• _Requirements_:
Scan the following material for the string "text" and copy each line in which it appears.

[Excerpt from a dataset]
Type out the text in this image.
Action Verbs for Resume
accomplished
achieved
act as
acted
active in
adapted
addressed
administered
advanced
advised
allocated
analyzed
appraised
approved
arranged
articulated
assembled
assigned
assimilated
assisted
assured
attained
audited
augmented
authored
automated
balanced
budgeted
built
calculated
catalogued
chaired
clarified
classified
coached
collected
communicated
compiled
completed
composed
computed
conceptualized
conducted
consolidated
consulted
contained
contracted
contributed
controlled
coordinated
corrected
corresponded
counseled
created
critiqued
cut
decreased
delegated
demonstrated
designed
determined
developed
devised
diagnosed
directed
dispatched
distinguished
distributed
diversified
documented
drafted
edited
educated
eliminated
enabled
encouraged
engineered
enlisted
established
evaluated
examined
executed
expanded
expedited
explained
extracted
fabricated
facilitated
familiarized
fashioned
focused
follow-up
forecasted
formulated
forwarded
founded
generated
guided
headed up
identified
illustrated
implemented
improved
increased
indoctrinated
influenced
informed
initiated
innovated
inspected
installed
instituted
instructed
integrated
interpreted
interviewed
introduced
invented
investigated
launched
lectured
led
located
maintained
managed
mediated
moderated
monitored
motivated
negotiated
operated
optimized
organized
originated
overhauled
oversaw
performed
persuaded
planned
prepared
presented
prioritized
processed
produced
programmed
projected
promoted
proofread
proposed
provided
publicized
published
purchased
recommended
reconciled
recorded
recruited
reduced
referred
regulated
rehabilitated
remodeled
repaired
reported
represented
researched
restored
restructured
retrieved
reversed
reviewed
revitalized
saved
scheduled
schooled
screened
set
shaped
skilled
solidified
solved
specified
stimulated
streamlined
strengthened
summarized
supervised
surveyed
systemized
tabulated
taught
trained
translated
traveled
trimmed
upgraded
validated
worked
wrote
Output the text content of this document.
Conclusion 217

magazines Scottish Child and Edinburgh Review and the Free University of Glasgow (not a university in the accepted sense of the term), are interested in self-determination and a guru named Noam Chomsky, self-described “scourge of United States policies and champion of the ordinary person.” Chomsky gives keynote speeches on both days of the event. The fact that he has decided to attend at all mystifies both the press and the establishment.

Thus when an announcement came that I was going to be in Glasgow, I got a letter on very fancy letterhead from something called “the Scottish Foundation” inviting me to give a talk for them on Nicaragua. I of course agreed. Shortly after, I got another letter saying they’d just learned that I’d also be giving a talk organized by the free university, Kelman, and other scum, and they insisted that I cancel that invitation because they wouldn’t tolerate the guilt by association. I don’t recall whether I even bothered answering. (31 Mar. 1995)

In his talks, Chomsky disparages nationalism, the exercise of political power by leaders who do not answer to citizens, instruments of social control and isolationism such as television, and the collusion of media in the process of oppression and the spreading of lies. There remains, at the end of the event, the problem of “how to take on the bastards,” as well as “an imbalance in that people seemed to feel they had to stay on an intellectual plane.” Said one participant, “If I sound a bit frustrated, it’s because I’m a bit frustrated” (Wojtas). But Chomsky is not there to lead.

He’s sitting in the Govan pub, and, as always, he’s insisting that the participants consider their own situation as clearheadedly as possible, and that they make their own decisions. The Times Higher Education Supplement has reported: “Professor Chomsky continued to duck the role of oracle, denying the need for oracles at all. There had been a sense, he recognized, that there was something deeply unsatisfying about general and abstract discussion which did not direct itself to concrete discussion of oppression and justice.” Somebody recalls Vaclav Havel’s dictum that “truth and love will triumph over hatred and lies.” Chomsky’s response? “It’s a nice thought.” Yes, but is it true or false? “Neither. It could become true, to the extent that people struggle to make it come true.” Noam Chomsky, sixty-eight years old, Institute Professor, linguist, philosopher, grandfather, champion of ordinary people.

• _Right answer_:
Type out the text in this image.
Output the text content of this document.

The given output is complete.